Repeat the listing below in full, exactly as it stands.

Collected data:
──────────────────────────────
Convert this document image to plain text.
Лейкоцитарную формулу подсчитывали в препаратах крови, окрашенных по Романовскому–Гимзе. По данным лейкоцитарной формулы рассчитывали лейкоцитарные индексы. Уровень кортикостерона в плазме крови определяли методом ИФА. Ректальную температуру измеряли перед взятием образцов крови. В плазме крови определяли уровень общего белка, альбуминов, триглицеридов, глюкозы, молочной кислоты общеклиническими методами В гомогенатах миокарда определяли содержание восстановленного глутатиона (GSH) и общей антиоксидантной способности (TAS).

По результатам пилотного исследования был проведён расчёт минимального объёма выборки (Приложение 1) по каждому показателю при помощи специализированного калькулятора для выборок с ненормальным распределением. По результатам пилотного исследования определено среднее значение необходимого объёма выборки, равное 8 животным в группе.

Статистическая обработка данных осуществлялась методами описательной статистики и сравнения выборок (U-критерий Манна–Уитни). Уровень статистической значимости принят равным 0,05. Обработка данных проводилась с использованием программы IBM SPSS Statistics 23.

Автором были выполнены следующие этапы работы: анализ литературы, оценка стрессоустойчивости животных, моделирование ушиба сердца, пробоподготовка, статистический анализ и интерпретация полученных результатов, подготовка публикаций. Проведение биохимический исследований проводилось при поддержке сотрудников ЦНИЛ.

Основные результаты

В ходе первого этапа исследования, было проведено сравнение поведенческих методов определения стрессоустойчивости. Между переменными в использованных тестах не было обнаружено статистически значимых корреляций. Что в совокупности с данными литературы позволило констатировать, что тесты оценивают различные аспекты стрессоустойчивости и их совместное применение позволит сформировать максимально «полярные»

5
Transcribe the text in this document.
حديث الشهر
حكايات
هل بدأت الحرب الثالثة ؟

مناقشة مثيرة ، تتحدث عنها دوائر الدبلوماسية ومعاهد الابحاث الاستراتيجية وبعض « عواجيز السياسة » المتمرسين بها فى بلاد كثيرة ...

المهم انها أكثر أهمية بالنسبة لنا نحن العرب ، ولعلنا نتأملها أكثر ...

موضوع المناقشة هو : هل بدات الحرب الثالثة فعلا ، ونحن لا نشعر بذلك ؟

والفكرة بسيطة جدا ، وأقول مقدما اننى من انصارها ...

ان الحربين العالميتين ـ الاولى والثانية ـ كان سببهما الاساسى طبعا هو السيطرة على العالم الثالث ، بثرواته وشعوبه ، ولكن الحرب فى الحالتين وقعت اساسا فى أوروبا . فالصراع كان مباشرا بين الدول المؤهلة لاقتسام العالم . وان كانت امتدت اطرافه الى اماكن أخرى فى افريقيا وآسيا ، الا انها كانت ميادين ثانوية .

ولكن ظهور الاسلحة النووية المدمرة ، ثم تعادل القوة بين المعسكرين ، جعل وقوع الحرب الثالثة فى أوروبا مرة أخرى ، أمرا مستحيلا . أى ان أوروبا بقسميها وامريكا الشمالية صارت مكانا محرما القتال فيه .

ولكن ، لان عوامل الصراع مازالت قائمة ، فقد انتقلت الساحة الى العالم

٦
──────────────────────────────
Correct result:
Convert this document image to plain text.
Лейкоцитарную формулу подсчитывали в препаратах крови, окрашенных по Романовскому–Гимзе. По данным лейкоцитарной формулы рассчитывали лейкоцитарные индексы. Уровень кортикостерона в плазме крови определяли методом ИФА. Ректальную температуру измеряли перед взятием образцов крови. В плазме крови определяли уровень общего белка, альбуминов, триглицеридов, глюкозы, молочной кислоты общеклиническими методами В гомогенатах миокарда определяли содержание восстановленного глутатиона (GSH) и общей антиоксидантной способности (TAS).

По результатам пилотного исследования был проведён расчёт минимального объёма выборки (Приложение 1) по каждому показателю при помощи специализированного калькулятора для выборок с ненормальным распределением. По результатам пилотного исследования определено среднее значение необходимого объёма выборки, равное 8 животным в группе.

Статистическая обработка данных осуществлялась методами описательной статистики и сравнения выборок (U-критерий Манна–Уитни). Уровень статистической значимости принят равным 0,05. Обработка данных проводилась с использованием программы IBM SPSS Statistics 23.

Автором были выполнены следующие этапы работы: анализ литературы, оценка стрессоустойчивости животных, моделирование ушиба сердца, пробоподготовка, статистический анализ и интерпретация полученных результатов, подготовка публикаций. Проведение биохимический исследований проводилось при поддержке сотрудников ЦНИЛ.

Основные результаты

В ходе первого этапа исследования, было проведено сравнение поведенческих методов определения стрессоустойчивости. Между переменными в использованных тестах не было обнаружено статистически значимых корреляций. Что в совокупности с данными литературы позволило констатировать, что тесты оценивают различные аспекты стрессоустойчивости и их совместное применение позволит сформировать максимально «полярные»

5
Transcribe the text in this document.
حديث الشهر
حكايات
هل بدأت الحرب الثالثة ؟

مناقشة مثيرة ، تتحدث عنها دوائر الدبلوماسية ومعاهد الابحاث الاستراتيجية وبعض « عواجيز السياسة » المتمرسين بها فى بلاد كثيرة ...

المهم انها أكثر أهمية بالنسبة لنا نحن العرب ، ولعلنا نتأملها أكثر ...

موضوع المناقشة هو : هل بدات الحرب الثالثة فعلا ، ونحن لا نشعر بذلك ؟

والفكرة بسيطة جدا ، وأقول مقدما اننى من انصارها ...

ان الحربين العالميتين ـ الاولى والثانية ـ كان سببهما الاساسى طبعا هو السيطرة على العالم الثالث ، بثرواته وشعوبه ، ولكن الحرب فى الحالتين وقعت اساسا فى أوروبا . فالصراع كان مباشرا بين الدول المؤهلة لاقتسام العالم . وان كانت امتدت اطرافه الى اماكن أخرى فى افريقيا وآسيا ، الا انها كانت ميادين ثانوية .

ولكن ظهور الاسلحة النووية المدمرة ، ثم تعادل القوة بين المعسكرين ، جعل وقوع الحرب الثالثة فى أوروبا مرة أخرى ، أمرا مستحيلا . أى ان أوروبا بقسميها وامريكا الشمالية صارت مكانا محرما القتال فيه .

ولكن ، لان عوامل الصراع مازالت قائمة ، فقد انتقلت الساحة الى العالم

٦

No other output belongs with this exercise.